What needs to be done » Gather up the lines that contain "color".

(Raw records)

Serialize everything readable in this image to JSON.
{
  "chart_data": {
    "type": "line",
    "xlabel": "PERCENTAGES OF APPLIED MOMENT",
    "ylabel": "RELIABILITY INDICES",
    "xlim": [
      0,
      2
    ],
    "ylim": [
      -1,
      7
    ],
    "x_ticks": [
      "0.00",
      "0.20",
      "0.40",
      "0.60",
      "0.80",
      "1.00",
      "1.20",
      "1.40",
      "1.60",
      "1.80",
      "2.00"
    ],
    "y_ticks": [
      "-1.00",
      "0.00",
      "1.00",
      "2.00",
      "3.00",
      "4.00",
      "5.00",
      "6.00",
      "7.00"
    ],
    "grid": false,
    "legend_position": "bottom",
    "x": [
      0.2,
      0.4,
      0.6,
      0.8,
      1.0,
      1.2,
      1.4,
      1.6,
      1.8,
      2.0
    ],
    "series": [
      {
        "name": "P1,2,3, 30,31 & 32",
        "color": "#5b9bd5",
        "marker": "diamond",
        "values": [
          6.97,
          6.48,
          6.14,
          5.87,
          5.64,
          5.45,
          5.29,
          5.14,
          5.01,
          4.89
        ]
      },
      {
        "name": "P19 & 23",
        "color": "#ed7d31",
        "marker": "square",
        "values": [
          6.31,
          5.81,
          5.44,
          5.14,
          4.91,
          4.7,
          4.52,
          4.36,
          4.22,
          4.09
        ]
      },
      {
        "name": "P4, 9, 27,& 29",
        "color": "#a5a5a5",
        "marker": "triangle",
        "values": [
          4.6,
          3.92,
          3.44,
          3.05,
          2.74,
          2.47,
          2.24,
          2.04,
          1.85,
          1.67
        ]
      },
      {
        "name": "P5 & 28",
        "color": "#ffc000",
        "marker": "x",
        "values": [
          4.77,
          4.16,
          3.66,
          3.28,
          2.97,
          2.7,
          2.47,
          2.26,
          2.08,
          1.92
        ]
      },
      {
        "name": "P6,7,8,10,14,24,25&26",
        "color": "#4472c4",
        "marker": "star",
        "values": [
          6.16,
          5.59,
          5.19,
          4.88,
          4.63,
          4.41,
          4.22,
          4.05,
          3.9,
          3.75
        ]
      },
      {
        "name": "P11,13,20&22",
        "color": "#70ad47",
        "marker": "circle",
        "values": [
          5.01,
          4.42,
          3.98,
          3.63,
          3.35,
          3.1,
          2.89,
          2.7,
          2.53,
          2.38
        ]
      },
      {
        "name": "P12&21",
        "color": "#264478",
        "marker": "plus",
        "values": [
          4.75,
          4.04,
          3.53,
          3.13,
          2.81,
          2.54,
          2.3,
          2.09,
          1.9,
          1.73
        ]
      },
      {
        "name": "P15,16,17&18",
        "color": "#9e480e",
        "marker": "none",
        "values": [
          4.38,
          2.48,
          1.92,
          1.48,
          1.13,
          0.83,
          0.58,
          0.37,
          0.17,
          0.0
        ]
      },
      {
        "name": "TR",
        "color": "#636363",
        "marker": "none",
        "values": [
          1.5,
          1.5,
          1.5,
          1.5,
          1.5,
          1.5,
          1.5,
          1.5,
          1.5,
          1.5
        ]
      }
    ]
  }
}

Finished exercise »
        "color": "#5b9bd5",
        "color": "#ed7d31",
        "color": "#a5a5a5",
        "color": "#ffc000",
        "color": "#4472c4",
        "color": "#70ad47",
        "color": "#264478",
        "color": "#9e480e",
        "color": "#636363",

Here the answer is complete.